::: DATASET CONTENT :::
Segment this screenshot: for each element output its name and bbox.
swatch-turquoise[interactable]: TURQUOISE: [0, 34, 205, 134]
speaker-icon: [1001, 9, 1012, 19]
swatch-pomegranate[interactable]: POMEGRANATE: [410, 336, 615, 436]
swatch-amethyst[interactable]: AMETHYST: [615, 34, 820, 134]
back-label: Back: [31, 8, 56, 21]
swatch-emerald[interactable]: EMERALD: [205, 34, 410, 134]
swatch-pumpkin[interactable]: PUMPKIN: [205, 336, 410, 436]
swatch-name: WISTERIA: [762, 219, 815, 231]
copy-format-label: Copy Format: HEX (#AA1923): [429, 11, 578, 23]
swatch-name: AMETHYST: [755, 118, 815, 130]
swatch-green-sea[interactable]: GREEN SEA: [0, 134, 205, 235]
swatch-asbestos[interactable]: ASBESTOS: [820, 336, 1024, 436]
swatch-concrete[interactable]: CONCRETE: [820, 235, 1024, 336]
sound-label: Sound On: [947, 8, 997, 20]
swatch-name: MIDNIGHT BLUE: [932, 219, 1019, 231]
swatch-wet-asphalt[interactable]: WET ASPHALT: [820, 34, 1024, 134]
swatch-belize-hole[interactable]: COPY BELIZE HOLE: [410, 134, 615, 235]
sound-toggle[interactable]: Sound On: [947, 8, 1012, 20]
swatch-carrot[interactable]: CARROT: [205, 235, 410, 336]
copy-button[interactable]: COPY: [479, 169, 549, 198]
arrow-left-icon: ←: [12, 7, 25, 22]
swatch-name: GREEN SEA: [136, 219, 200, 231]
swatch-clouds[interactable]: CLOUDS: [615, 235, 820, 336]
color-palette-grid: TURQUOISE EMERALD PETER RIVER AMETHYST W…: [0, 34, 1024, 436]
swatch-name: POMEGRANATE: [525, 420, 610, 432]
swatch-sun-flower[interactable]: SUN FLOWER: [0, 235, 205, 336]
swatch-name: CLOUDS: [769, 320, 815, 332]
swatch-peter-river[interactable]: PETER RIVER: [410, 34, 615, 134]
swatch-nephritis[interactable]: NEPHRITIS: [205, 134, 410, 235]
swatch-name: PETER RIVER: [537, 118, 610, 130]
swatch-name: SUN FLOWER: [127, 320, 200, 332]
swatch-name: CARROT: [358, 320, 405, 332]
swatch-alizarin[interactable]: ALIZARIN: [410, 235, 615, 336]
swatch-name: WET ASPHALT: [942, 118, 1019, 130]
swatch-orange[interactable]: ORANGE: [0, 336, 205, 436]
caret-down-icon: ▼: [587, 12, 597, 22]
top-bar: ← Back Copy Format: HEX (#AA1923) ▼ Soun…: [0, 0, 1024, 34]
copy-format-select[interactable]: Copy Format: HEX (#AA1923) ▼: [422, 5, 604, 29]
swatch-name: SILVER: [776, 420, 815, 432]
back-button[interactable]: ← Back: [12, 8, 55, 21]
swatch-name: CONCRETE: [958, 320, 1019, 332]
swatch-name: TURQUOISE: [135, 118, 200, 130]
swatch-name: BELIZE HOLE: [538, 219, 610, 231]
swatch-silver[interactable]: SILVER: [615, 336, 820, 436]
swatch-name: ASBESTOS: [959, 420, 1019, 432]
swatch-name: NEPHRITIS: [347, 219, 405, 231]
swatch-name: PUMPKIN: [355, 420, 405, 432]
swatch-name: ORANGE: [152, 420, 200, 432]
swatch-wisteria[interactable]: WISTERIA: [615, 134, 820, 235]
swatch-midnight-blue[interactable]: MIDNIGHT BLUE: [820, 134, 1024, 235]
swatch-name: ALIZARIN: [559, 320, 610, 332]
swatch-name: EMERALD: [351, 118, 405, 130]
:::
YOUR INSTRUCTIONS: Would you write out the rows above word for word, starting at the very first one and stopping after the line that contains "caret-down-icon: ▼: [587, 12, 597, 22]"?

ANSWER TO THIS EXERCISE:
Segment this screenshot: for each element output its name and bbox.
swatch-turquoise[interactable]: TURQUOISE: [0, 34, 205, 134]
speaker-icon: [1001, 9, 1012, 19]
swatch-pomegranate[interactable]: POMEGRANATE: [410, 336, 615, 436]
swatch-amethyst[interactable]: AMETHYST: [615, 34, 820, 134]
back-label: Back: [31, 8, 56, 21]
swatch-emerald[interactable]: EMERALD: [205, 34, 410, 134]
swatch-pumpkin[interactable]: PUMPKIN: [205, 336, 410, 436]
swatch-name: WISTERIA: [762, 219, 815, 231]
copy-format-label: Copy Format: HEX (#AA1923): [429, 11, 578, 23]
swatch-name: AMETHYST: [755, 118, 815, 130]
swatch-green-sea[interactable]: GREEN SEA: [0, 134, 205, 235]
swatch-asbestos[interactable]: ASBESTOS: [820, 336, 1024, 436]
swatch-concrete[interactable]: CONCRETE: [820, 235, 1024, 336]
sound-label: Sound On: [947, 8, 997, 20]
swatch-name: MIDNIGHT BLUE: [932, 219, 1019, 231]
swatch-wet-asphalt[interactable]: WET ASPHALT: [820, 34, 1024, 134]
swatch-belize-hole[interactable]: COPY BELIZE HOLE: [410, 134, 615, 235]
sound-toggle[interactable]: Sound On: [947, 8, 1012, 20]
swatch-carrot[interactable]: CARROT: [205, 235, 410, 336]
copy-button[interactable]: COPY: [479, 169, 549, 198]
arrow-left-icon: ←: [12, 7, 25, 22]
swatch-name: GREEN SEA: [136, 219, 200, 231]
swatch-clouds[interactable]: CLOUDS: [615, 235, 820, 336]
color-palette-grid: TURQUOISE EMERALD PETER RIVER AMETHYST W…: [0, 34, 1024, 436]
swatch-name: POMEGRANATE: [525, 420, 610, 432]
swatch-sun-flower[interactable]: SUN FLOWER: [0, 235, 205, 336]
swatch-name: CLOUDS: [769, 320, 815, 332]
swatch-peter-river[interactable]: PETER RIVER: [410, 34, 615, 134]
swatch-nephritis[interactable]: NEPHRITIS: [205, 134, 410, 235]
swatch-name: PETER RIVER: [537, 118, 610, 130]
swatch-name: SUN FLOWER: [127, 320, 200, 332]
swatch-name: CARROT: [358, 320, 405, 332]
swatch-alizarin[interactable]: ALIZARIN: [410, 235, 615, 336]
swatch-name: WET ASPHALT: [942, 118, 1019, 130]
swatch-orange[interactable]: ORANGE: [0, 336, 205, 436]
caret-down-icon: ▼: [587, 12, 597, 22]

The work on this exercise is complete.